--- Items ---

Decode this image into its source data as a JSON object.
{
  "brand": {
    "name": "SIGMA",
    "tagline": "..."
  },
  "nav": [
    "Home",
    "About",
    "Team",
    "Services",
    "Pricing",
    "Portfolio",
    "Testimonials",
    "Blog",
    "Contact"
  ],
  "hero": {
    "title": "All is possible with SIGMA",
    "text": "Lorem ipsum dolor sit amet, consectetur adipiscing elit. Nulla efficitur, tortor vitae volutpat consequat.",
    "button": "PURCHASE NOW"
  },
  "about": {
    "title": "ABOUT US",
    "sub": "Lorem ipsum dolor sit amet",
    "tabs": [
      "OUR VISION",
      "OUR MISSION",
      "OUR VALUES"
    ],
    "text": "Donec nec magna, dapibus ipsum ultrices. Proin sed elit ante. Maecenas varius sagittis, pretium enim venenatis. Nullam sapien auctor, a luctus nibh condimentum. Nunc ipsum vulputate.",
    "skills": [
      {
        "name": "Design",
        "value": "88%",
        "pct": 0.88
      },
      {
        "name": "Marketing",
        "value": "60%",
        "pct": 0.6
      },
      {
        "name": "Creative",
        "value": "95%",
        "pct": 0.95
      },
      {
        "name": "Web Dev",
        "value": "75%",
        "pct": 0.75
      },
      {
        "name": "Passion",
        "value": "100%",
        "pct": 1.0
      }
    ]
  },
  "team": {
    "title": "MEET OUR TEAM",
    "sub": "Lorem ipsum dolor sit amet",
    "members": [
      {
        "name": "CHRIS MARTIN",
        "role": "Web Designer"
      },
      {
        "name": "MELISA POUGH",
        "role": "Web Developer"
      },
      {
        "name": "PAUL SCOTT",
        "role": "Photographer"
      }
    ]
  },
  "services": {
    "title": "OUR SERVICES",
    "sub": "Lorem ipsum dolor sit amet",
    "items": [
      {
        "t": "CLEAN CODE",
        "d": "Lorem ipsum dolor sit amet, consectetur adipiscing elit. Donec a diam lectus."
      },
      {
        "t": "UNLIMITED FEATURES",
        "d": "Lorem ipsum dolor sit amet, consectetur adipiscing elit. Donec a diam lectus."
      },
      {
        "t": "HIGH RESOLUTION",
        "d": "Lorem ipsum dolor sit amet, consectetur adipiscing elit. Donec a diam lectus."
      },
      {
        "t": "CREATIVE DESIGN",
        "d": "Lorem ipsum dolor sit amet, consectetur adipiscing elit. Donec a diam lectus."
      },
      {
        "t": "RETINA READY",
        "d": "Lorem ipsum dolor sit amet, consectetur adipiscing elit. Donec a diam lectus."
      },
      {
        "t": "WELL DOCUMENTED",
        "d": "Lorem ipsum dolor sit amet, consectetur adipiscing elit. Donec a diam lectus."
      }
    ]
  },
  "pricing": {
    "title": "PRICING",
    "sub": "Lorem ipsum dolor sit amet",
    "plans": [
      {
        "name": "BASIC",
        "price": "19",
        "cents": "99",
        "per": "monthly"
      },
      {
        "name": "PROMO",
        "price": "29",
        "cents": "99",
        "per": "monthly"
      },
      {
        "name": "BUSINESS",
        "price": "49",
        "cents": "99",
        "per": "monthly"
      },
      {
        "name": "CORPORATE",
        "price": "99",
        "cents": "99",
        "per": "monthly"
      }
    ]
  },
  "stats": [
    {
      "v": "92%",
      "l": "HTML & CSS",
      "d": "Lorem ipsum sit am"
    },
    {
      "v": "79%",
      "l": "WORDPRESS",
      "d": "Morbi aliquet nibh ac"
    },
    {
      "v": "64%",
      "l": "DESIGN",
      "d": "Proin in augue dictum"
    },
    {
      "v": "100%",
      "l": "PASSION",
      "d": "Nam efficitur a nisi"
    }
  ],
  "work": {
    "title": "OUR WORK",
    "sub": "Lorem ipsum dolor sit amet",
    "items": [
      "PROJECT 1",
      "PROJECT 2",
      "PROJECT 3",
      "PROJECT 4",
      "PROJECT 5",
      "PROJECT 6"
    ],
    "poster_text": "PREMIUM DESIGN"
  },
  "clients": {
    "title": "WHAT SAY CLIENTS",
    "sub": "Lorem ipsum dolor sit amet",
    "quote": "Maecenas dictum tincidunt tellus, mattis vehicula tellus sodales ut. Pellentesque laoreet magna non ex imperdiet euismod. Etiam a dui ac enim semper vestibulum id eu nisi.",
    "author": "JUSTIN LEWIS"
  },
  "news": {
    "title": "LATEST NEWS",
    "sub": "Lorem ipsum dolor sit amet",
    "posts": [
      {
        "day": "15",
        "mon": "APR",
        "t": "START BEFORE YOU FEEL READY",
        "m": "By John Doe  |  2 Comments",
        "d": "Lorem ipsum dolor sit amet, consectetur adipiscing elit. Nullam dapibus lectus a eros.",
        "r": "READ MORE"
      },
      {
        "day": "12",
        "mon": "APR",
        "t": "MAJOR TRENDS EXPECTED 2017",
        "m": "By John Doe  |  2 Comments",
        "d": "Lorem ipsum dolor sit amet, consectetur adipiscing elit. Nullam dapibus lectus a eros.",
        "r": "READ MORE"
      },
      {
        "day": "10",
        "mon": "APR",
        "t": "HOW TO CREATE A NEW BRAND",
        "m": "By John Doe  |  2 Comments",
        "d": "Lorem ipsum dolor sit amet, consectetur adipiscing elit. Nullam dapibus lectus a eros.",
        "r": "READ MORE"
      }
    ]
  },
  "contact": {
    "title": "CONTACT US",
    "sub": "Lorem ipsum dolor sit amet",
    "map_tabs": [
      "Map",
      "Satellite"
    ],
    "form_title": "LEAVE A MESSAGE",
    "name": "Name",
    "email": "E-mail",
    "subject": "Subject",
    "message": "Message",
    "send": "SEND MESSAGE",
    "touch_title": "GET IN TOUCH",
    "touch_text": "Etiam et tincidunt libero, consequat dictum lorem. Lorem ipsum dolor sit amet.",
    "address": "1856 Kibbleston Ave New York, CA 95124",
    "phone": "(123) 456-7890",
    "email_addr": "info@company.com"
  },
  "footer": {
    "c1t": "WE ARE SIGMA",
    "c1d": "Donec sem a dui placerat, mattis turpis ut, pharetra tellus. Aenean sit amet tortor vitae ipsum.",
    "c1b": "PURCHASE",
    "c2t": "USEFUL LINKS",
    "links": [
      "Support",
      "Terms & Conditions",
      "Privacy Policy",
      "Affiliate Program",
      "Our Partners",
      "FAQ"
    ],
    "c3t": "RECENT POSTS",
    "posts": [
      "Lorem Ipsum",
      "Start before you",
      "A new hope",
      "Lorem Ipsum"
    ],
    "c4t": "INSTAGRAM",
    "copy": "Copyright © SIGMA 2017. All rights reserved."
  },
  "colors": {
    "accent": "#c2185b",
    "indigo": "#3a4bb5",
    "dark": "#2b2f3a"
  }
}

---

What to produce
All of the data needs to be reproduced exactly, with no line missing.

Result of this exercise
Decode this image into its source data as a JSON object.
{
  "brand": {
    "name": "SIGMA",
    "tagline": "..."
  },
  "nav": [
    "Home",
    "About",
    "Team",
    "Services",
    "Pricing",
    "Portfolio",
    "Testimonials",
    "Blog",
    "Contact"
  ],
  "hero": {
    "title": "All is possible with SIGMA",
    "text": "Lorem ipsum dolor sit amet, consectetur adipiscing elit. Nulla efficitur, tortor vitae volutpat consequat.",
    "button": "PURCHASE NOW"
  },
  "about": {
    "title": "ABOUT US",
    "sub": "Lorem ipsum dolor sit amet",
    "tabs": [
      "OUR VISION",
      "OUR MISSION",
      "OUR VALUES"
    ],
    "text": "Donec nec magna, dapibus ipsum ultrices. Proin sed elit ante. Maecenas varius sagittis, pretium enim venenatis. Nullam sapien auctor, a luctus nibh condimentum. Nunc ipsum vulputate.",
    "skills": [
      {
        "name": "Design",
        "value": "88%",
        "pct": 0.88
      },
      {
        "name": "Marketing",
        "value": "60%",
        "pct": 0.6
      },
      {
        "name": "Creative",
        "value": "95%",
        "pct": 0.95
      },
      {
        "name": "Web Dev",
        "value": "75%",
        "pct": 0.75
      },
      {
        "name": "Passion",
        "value": "100%",
        "pct": 1.0
      }
    ]
  },
  "team": {
    "title": "MEET OUR TEAM",
    "sub": "Lorem ipsum dolor sit amet",
    "members": [
      {
        "name": "CHRIS MARTIN",
        "role": "Web Designer"
      },
      {
        "name": "MELISA POUGH",
        "role": "Web Developer"
      },
      {
        "name": "PAUL SCOTT",
        "role": "Photographer"
      }
    ]
  },
  "services": {
    "title": "OUR SERVICES",
    "sub": "Lorem ipsum dolor sit amet",
    "items": [
      {
        "t": "CLEAN CODE",
        "d": "Lorem ipsum dolor sit amet, consectetur adipiscing elit. Donec a diam lectus."
      },
      {
        "t": "UNLIMITED FEATURES",
        "d": "Lorem ipsum dolor sit amet, consectetur adipiscing elit. Donec a diam lectus."
      },
      {
        "t": "HIGH RESOLUTION",
        "d": "Lorem ipsum dolor sit amet, consectetur adipiscing elit. Donec a diam lectus."
      },
      {
        "t": "CREATIVE DESIGN",
        "d": "Lorem ipsum dolor sit amet, consectetur adipiscing elit. Donec a diam lectus."
      },
      {
        "t": "RETINA READY",
        "d": "Lorem ipsum dolor sit amet, consectetur adipiscing elit. Donec a diam lectus."
      },
      {
        "t": "WELL DOCUMENTED",
        "d": "Lorem ipsum dolor sit amet, consectetur adipiscing elit. Donec a diam lectus."
      }
    ]
  },
  "pricing": {
    "title": "PRICING",
    "sub": "Lorem ipsum dolor sit amet",
    "plans": [
      {
        "name": "BASIC",
        "price": "19",
        "cents": "99",
        "per": "monthly"
      },
      {
        "name": "PROMO",
        "price": "29",
        "cents": "99",
        "per": "monthly"
      },
      {
        "name": "BUSINESS",
        "price": "49",
        "cents": "99",
        "per": "monthly"
      },
      {
        "name": "CORPORATE",
        "price": "99",
        "cents": "99",
        "per": "monthly"
      }
    ]
  },
  "stats": [
    {
      "v": "92%",
      "l": "HTML & CSS",
      "d": "Lorem ipsum sit am"
    },
    {
      "v": "79%",
      "l": "WORDPRESS",
      "d": "Morbi aliquet nibh ac"
    },
    {
      "v": "64%",
      "l": "DESIGN",
      "d": "Proin in augue dictum"
    },
    {
      "v": "100%",
      "l": "PASSION",
      "d": "Nam efficitur a nisi"
    }
  ],
  "work": {
    "title": "OUR WORK",
    "sub": "Lorem ipsum dolor sit amet",
    "items": [
      "PROJECT 1",
      "PROJECT 2",
      "PROJECT 3",
      "PROJECT 4",
      "PROJECT 5",
      "PROJECT 6"
    ],
    "poster_text": "PREMIUM DESIGN"
  },
  "clients": {
    "title": "WHAT SAY CLIENTS",
    "sub": "Lorem ipsum dolor sit amet",
    "quote": "Maecenas dictum tincidunt tellus, mattis vehicula tellus sodales ut. Pellentesque laoreet magna non ex imperdiet euismod. Etiam a dui ac enim semper vestibulum id eu nisi.",
    "author": "JUSTIN LEWIS"
  },
  "news": {
    "title": "LATEST NEWS",
    "sub": "Lorem ipsum dolor sit amet",
    "posts": [
      {
        "day": "15",
        "mon": "APR",
        "t": "START BEFORE YOU FEEL READY",
        "m": "By John Doe  |  2 Comments",
        "d": "Lorem ipsum dolor sit amet, consectetur adipiscing elit. Nullam dapibus lectus a eros.",
        "r": "READ MORE"
      },
      {
        "day": "12",
        "mon": "APR",
        "t": "MAJOR TRENDS EXPECTED 2017",
        "m": "By John Doe  |  2 Comments",
        "d": "Lorem ipsum dolor sit amet, consectetur adipiscing elit. Nullam dapibus lectus a eros.",
        "r": "READ MORE"
      },
      {
        "day": "10",
        "mon": "APR",
        "t": "HOW TO CREATE A NEW BRAND",
        "m": "By John Doe  |  2 Comments",
        "d": "Lorem ipsum dolor sit amet, consectetur adipiscing elit. Nullam dapibus lectus a eros.",
        "r": "READ MORE"
      }
    ]
  },
  "contact": {
    "title": "CONTACT US",
    "sub": "Lorem ipsum dolor sit amet",
    "map_tabs": [
      "Map",
      "Satellite"
    ],
    "form_title": "LEAVE A MESSAGE",
    "name": "Name",
    "email": "E-mail",
    "subject": "Subject",
    "message": "Message",
    "send": "SEND MESSAGE",
    "touch_title": "GET IN TOUCH",
    "touch_text": "Etiam et tincidunt libero, consequat dictum lorem. Lorem ipsum dolor sit amet.",
    "address": "1856 Kibbleston Ave New York, CA 95124",
    "phone": "(123) 456-7890",
    "email_addr": "info@company.com"
  },
  "footer": {
    "c1t": "WE ARE SIGMA",
    "c1d": "Donec sem a dui placerat, mattis turpis ut, pharetra tellus. Aenean sit amet tortor vitae ipsum.",
    "c1b": "PURCHASE",
    "c2t": "USEFUL LINKS",
    "links": [
      "Support",
      "Terms & Conditions",
      "Privacy Policy",
      "Affiliate Program",
      "Our Partners",
      "FAQ"
    ],
    "c3t": "RECENT POSTS",
    "posts": [
      "Lorem Ipsum",
      "Start before you",
      "A new hope",
      "Lorem Ipsum"
    ],
    "c4t": "INSTAGRAM",
    "copy": "Copyright © SIGMA 2017. All rights reserved."
  },
  "colors": {
    "accent": "#c2185b",
    "indigo": "#3a4bb5",
    "dark": "#2b2f3a"
  }
}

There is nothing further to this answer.